— START OF Excerpted records —

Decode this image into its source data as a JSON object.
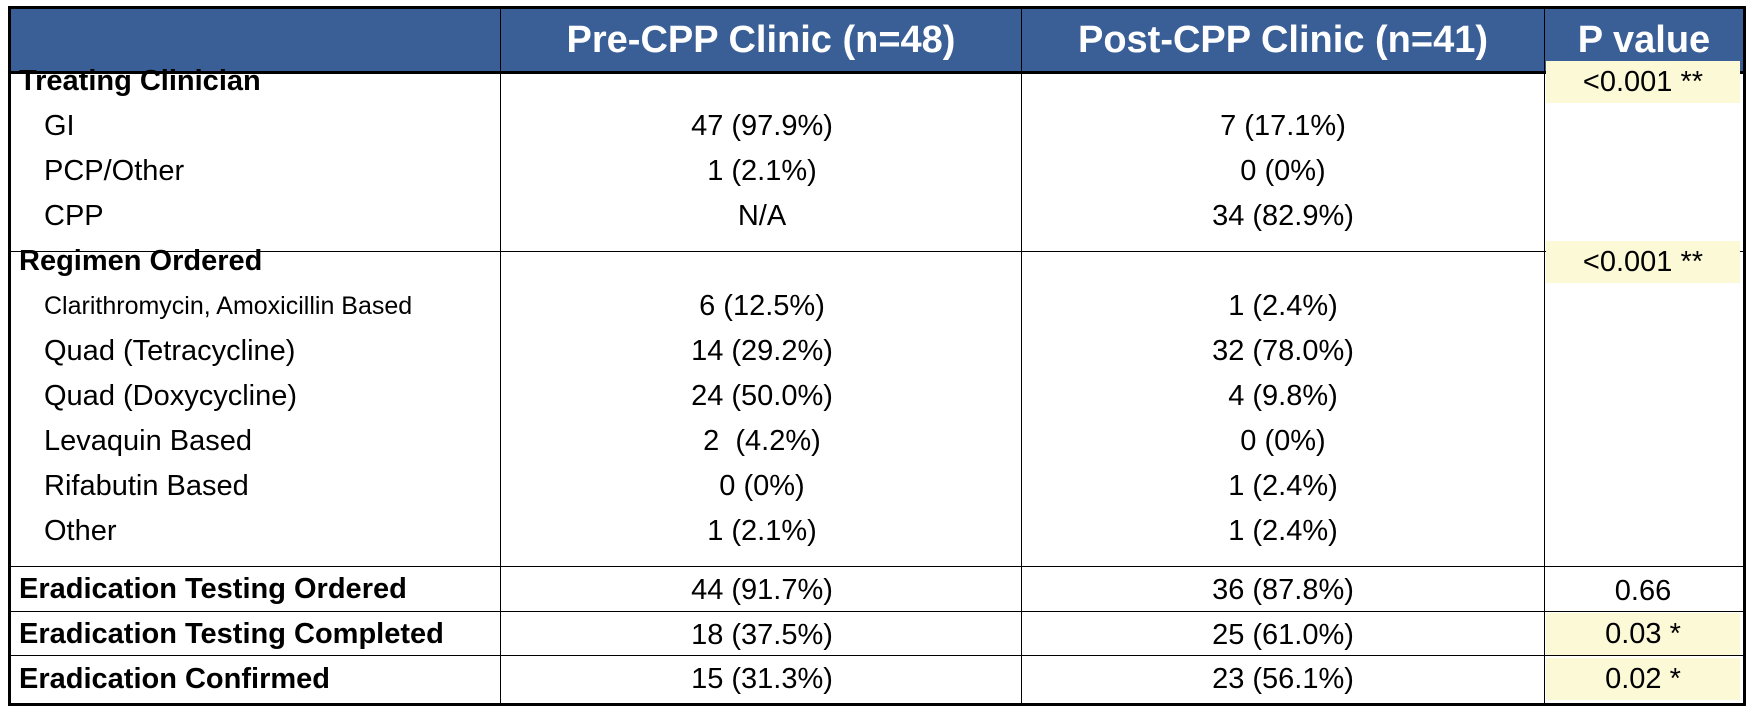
{
  "table": {
    "headers": {
      "col0": "",
      "col1": "Pre-CPP Clinic (n=48)",
      "col2": "Post-CPP Clinic (n=41)",
      "col3": "P value"
    },
    "highlight_color": "#fcf9d6",
    "header_color": "#3a5f96",
    "rows": [
      {
        "label": "Treating Clinician",
        "pre": "",
        "post": "",
        "p": "<0.001 **",
        "bold": true,
        "highlight": true
      },
      {
        "label": "GI",
        "pre": "47 (97.9%)",
        "post": "7 (17.1%)",
        "p": ""
      },
      {
        "label": "PCP/Other",
        "pre": "1 (2.1%)",
        "post": "0 (0%)",
        "p": ""
      },
      {
        "label": "CPP",
        "pre": "N/A",
        "post": "34 (82.9%)",
        "p": ""
      },
      {
        "label": "Regimen Ordered",
        "pre": "",
        "post": "",
        "p": "<0.001 **",
        "bold": true,
        "highlight": true
      },
      {
        "label": "Clarithromycin, Amoxicillin Based",
        "pre": "6 (12.5%)",
        "post": "1 (2.4%)",
        "p": ""
      },
      {
        "label": "Quad (Tetracycline)",
        "pre": "14 (29.2%)",
        "post": "32 (78.0%)",
        "p": ""
      },
      {
        "label": "Quad (Doxycycline)",
        "pre": "24 (50.0%)",
        "post": "4 (9.8%)",
        "p": ""
      },
      {
        "label": "Levaquin Based",
        "pre": "2  (4.2%)",
        "post": "0 (0%)",
        "p": ""
      },
      {
        "label": "Rifabutin Based",
        "pre": "0 (0%)",
        "post": "1 (2.4%)",
        "p": ""
      },
      {
        "label": "Other",
        "pre": "1 (2.1%)",
        "post": "1 (2.4%)",
        "p": ""
      },
      {
        "label": "Eradication Testing Ordered",
        "pre": "44 (91.7%)",
        "post": "36 (87.8%)",
        "p": "0.66",
        "bold": true
      },
      {
        "label": "Eradication Testing Completed",
        "pre": "18 (37.5%)",
        "post": "25 (61.0%)",
        "p": "0.03 *",
        "bold": true,
        "highlight": true
      },
      {
        "label": "Eradication Confirmed",
        "pre": "15 (31.3%)",
        "post": "23 (56.1%)",
        "p": "0.02 *",
        "bold": true,
        "highlight": true
      }
    ]
  }
}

— END OF Excerpted records —

Objective: Within the listing above, work out how many lines contain the string "Quad", and reply with that number only.

Expected output: 2